▼

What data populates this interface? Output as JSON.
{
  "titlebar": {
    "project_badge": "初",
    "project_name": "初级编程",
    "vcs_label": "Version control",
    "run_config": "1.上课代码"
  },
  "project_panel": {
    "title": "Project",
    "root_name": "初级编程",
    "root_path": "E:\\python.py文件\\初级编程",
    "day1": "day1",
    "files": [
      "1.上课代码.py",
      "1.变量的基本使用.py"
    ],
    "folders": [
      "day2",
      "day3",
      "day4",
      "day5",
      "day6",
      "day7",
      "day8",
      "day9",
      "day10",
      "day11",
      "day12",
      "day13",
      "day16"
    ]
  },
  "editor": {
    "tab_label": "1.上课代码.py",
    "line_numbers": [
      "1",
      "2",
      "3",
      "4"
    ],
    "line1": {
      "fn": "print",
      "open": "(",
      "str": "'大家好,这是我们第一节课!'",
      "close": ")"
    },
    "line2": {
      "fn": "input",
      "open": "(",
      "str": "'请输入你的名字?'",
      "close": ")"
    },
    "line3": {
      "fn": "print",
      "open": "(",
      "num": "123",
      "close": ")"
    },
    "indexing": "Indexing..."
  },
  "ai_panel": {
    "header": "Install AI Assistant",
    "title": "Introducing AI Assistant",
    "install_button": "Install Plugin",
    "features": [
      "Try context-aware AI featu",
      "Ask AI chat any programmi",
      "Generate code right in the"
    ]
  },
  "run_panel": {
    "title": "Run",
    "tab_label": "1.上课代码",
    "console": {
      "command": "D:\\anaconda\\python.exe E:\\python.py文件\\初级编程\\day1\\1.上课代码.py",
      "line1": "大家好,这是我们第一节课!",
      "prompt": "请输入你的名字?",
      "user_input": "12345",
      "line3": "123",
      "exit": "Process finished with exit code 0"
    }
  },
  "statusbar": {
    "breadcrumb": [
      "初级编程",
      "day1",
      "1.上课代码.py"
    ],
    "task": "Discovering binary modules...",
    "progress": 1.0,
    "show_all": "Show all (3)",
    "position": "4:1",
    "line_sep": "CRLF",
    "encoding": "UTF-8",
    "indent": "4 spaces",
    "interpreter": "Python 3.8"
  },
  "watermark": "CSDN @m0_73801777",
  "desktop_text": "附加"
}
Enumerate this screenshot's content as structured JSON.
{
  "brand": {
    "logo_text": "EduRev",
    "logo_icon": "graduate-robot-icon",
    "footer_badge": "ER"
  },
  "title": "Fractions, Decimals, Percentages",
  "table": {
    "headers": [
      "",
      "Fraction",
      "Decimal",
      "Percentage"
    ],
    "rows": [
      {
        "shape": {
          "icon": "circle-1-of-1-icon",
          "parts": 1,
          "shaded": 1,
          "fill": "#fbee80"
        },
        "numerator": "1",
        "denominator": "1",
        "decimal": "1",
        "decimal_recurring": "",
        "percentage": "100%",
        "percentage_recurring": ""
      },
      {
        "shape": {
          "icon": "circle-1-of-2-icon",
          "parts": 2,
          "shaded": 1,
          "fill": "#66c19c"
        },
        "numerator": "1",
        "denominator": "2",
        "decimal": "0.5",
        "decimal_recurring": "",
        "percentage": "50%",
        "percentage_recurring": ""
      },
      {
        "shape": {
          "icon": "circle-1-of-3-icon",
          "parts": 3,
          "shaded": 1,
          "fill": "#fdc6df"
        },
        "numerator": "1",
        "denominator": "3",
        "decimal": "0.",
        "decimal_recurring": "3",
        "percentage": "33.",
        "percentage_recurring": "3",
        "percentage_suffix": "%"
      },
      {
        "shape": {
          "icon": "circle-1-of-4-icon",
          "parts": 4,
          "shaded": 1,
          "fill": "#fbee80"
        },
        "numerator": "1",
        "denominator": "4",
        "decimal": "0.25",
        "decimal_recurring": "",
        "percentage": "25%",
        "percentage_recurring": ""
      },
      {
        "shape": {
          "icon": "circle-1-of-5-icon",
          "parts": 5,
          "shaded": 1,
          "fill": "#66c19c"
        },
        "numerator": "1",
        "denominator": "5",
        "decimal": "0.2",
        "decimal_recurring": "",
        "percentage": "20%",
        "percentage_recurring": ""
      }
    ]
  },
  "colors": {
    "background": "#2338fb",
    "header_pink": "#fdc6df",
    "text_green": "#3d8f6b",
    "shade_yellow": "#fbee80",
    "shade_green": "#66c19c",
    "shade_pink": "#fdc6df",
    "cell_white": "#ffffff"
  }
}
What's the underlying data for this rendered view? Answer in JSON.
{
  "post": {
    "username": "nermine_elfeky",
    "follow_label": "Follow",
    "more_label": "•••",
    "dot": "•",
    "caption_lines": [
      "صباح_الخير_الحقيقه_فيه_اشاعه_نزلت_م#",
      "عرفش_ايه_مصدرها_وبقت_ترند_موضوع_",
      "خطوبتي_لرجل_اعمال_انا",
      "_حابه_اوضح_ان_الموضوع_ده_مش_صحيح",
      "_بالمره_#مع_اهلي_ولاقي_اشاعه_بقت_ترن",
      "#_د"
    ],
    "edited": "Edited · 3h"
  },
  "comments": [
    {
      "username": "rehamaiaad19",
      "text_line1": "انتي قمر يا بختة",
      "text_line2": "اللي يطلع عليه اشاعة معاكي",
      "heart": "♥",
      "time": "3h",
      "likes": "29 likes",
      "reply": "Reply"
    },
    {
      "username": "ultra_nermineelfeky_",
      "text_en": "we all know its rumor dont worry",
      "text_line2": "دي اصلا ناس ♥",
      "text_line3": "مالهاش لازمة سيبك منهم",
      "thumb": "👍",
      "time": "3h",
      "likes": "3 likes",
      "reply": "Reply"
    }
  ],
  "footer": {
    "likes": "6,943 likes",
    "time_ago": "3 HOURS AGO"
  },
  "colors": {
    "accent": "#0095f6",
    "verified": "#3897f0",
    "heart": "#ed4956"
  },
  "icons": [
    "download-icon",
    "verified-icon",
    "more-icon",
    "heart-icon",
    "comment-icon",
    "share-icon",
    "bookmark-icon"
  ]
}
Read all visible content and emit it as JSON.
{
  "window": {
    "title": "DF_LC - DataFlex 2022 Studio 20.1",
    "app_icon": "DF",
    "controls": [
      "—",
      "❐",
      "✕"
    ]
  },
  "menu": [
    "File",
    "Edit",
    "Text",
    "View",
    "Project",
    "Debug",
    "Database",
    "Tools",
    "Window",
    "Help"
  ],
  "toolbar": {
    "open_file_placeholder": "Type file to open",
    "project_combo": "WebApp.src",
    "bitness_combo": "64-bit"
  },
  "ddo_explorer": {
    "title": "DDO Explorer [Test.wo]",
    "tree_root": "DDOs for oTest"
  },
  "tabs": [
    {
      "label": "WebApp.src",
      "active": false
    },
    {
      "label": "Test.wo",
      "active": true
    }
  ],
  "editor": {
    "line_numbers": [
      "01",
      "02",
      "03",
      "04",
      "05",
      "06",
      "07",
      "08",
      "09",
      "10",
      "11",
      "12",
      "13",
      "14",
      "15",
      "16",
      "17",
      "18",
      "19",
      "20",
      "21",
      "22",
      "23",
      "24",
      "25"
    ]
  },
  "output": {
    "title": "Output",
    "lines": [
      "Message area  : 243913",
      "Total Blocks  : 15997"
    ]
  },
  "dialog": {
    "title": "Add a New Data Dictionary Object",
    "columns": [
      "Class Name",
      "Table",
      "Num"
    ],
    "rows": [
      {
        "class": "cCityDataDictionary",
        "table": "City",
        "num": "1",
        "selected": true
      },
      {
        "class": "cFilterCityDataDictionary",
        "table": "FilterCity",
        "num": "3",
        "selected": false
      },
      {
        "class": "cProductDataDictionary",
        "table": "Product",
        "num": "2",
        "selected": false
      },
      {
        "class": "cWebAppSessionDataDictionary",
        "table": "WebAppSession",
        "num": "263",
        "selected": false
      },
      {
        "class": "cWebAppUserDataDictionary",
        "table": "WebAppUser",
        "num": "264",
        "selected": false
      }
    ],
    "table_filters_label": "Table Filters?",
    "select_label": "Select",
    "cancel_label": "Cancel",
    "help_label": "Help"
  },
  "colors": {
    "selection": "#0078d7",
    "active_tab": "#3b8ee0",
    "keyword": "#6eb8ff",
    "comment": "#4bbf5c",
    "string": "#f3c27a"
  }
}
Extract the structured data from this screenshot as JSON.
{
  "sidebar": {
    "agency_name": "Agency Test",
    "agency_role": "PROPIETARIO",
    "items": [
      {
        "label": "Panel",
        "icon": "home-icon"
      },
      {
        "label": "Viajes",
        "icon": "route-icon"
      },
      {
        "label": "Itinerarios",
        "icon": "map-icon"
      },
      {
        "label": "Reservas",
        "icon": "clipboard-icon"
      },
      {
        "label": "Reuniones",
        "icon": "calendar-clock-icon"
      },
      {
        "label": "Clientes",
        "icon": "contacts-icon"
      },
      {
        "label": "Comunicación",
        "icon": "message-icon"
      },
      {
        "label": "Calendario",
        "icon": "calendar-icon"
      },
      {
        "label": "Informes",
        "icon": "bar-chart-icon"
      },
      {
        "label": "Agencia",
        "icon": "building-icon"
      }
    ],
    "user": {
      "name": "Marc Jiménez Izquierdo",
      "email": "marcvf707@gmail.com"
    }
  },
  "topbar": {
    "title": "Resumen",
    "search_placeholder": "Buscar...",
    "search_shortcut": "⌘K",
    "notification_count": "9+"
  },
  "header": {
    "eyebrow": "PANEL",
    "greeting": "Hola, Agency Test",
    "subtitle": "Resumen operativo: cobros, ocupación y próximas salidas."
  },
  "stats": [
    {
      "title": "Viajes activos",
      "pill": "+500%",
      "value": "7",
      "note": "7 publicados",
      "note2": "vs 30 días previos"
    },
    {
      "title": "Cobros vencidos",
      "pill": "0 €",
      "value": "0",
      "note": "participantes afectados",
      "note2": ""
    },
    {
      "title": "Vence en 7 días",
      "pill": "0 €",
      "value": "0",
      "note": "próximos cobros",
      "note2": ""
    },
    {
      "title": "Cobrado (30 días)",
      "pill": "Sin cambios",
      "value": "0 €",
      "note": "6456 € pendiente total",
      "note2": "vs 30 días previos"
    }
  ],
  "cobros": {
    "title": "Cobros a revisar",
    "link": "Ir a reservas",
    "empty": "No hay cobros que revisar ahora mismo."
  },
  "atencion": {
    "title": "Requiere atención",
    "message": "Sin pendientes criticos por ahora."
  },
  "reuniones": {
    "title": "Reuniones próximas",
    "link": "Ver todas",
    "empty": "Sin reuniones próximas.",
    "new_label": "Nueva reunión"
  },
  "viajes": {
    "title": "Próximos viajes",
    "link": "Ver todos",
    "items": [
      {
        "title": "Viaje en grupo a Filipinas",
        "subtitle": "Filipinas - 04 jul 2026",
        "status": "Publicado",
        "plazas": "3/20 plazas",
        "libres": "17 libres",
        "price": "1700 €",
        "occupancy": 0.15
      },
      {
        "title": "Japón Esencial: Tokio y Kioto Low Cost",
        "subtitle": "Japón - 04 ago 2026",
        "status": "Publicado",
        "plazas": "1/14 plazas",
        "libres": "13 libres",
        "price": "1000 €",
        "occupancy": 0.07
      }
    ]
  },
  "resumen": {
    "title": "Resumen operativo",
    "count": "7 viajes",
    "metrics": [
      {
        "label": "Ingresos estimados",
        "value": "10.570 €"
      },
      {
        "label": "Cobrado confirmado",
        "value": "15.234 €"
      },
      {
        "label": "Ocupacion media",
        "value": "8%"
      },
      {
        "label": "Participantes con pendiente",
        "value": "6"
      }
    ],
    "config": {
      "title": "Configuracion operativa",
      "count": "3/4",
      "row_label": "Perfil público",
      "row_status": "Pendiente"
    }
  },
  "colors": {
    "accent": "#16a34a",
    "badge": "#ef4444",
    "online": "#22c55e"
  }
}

▲

Reply with one number only: the count of lines in the entries that contain "content".

2